* **WRITTEN INSTRUCTION**
The data below needs to be returned exactly, line for line.

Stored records
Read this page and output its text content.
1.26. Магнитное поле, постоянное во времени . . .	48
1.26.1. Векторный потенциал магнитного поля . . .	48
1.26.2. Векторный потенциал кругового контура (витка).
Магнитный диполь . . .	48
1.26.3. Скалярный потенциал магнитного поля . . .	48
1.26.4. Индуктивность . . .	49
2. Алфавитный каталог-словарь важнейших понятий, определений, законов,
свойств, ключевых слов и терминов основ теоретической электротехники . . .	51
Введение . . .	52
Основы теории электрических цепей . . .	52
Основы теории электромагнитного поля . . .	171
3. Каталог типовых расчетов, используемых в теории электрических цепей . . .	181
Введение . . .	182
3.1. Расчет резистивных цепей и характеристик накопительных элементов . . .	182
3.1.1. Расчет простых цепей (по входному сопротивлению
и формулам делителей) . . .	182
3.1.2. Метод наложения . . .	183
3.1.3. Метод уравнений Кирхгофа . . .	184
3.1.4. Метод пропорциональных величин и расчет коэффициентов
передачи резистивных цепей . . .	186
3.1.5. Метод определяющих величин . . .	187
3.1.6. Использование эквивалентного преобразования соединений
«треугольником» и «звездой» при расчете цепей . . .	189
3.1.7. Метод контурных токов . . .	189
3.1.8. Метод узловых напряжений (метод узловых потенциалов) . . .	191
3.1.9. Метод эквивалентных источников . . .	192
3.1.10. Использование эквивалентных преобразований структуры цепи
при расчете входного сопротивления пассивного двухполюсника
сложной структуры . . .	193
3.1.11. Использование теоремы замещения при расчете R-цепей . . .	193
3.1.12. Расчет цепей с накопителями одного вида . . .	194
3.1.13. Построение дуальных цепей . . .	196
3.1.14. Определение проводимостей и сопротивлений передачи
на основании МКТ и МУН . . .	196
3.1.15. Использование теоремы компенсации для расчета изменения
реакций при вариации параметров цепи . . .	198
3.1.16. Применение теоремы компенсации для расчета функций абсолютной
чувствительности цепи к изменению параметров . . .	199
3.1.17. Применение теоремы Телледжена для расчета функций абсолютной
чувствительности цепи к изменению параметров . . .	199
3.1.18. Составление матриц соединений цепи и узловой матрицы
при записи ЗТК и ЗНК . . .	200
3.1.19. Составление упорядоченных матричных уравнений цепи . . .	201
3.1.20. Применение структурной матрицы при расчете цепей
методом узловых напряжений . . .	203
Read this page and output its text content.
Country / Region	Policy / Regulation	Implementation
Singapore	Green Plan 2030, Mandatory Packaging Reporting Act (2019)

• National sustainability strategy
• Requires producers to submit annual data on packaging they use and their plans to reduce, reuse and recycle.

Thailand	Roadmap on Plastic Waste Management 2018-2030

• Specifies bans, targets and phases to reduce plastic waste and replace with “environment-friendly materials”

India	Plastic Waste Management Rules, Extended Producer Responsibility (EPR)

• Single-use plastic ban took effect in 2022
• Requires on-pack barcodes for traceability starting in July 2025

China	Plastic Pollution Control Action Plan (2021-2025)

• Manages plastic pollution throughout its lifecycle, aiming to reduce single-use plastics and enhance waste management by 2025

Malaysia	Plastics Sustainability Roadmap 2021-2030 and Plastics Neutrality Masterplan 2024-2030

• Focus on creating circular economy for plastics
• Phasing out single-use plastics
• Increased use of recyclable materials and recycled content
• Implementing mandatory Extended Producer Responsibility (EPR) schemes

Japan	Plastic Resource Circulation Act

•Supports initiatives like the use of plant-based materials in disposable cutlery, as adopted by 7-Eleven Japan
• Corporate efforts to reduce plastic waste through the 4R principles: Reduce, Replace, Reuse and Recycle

* **FINISHED EXERCISE**
Read this page and output its text content.
1.26. Магнитное поле, постоянное во времени . . .	48
1.26.1. Векторный потенциал магнитного поля . . .	48
1.26.2. Векторный потенциал кругового контура (витка).
Магнитный диполь . . .	48
1.26.3. Скалярный потенциал магнитного поля . . .	48
1.26.4. Индуктивность . . .	49
2. Алфавитный каталог-словарь важнейших понятий, определений, законов,
свойств, ключевых слов и терминов основ теоретической электротехники . . .	51
Введение . . .	52
Основы теории электрических цепей . . .	52
Основы теории электромагнитного поля . . .	171
3. Каталог типовых расчетов, используемых в теории электрических цепей . . .	181
Введение . . .	182
3.1. Расчет резистивных цепей и характеристик накопительных элементов . . .	182
3.1.1. Расчет простых цепей (по входному сопротивлению
и формулам делителей) . . .	182
3.1.2. Метод наложения . . .	183
3.1.3. Метод уравнений Кирхгофа . . .	184
3.1.4. Метод пропорциональных величин и расчет коэффициентов
передачи резистивных цепей . . .	186
3.1.5. Метод определяющих величин . . .	187
3.1.6. Использование эквивалентного преобразования соединений
«треугольником» и «звездой» при расчете цепей . . .	189
3.1.7. Метод контурных токов . . .	189
3.1.8. Метод узловых напряжений (метод узловых потенциалов) . . .	191
3.1.9. Метод эквивалентных источников . . .	192
3.1.10. Использование эквивалентных преобразований структуры цепи
при расчете входного сопротивления пассивного двухполюсника
сложной структуры . . .	193
3.1.11. Использование теоремы замещения при расчете R-цепей . . .	193
3.1.12. Расчет цепей с накопителями одного вида . . .	194
3.1.13. Построение дуальных цепей . . .	196
3.1.14. Определение проводимостей и сопротивлений передачи
на основании МКТ и МУН . . .	196
3.1.15. Использование теоремы компенсации для расчета изменения
реакций при вариации параметров цепи . . .	198
3.1.16. Применение теоремы компенсации для расчета функций абсолютной
чувствительности цепи к изменению параметров . . .	199
3.1.17. Применение теоремы Телледжена для расчета функций абсолютной
чувствительности цепи к изменению параметров . . .	199
3.1.18. Составление матриц соединений цепи и узловой матрицы
при записи ЗТК и ЗНК . . .	200
3.1.19. Составление упорядоченных матричных уравнений цепи . . .	201
3.1.20. Применение структурной матрицы при расчете цепей
методом узловых напряжений . . .	203
Read this page and output its text content.
Country / Region	Policy / Regulation	Implementation
Singapore	Green Plan 2030, Mandatory Packaging Reporting Act (2019)

• National sustainability strategy
• Requires producers to submit annual data on packaging they use and their plans to reduce, reuse and recycle.

Thailand	Roadmap on Plastic Waste Management 2018-2030

• Specifies bans, targets and phases to reduce plastic waste and replace with “environment-friendly materials”

India	Plastic Waste Management Rules, Extended Producer Responsibility (EPR)

• Single-use plastic ban took effect in 2022
• Requires on-pack barcodes for traceability starting in July 2025

China	Plastic Pollution Control Action Plan (2021-2025)

• Manages plastic pollution throughout its lifecycle, aiming to reduce single-use plastics and enhance waste management by 2025

Malaysia	Plastics Sustainability Roadmap 2021-2030 and Plastics Neutrality Masterplan 2024-2030

• Focus on creating circular economy for plastics
• Phasing out single-use plastics
• Increased use of recyclable materials and recycled content
• Implementing mandatory Extended Producer Responsibility (EPR) schemes

Japan	Plastic Resource Circulation Act

•Supports initiatives like the use of plant-based materials in disposable cutlery, as adopted by 7-Eleven Japan
• Corporate efforts to reduce plastic waste through the 4R principles: Reduce, Replace, Reuse and Recycle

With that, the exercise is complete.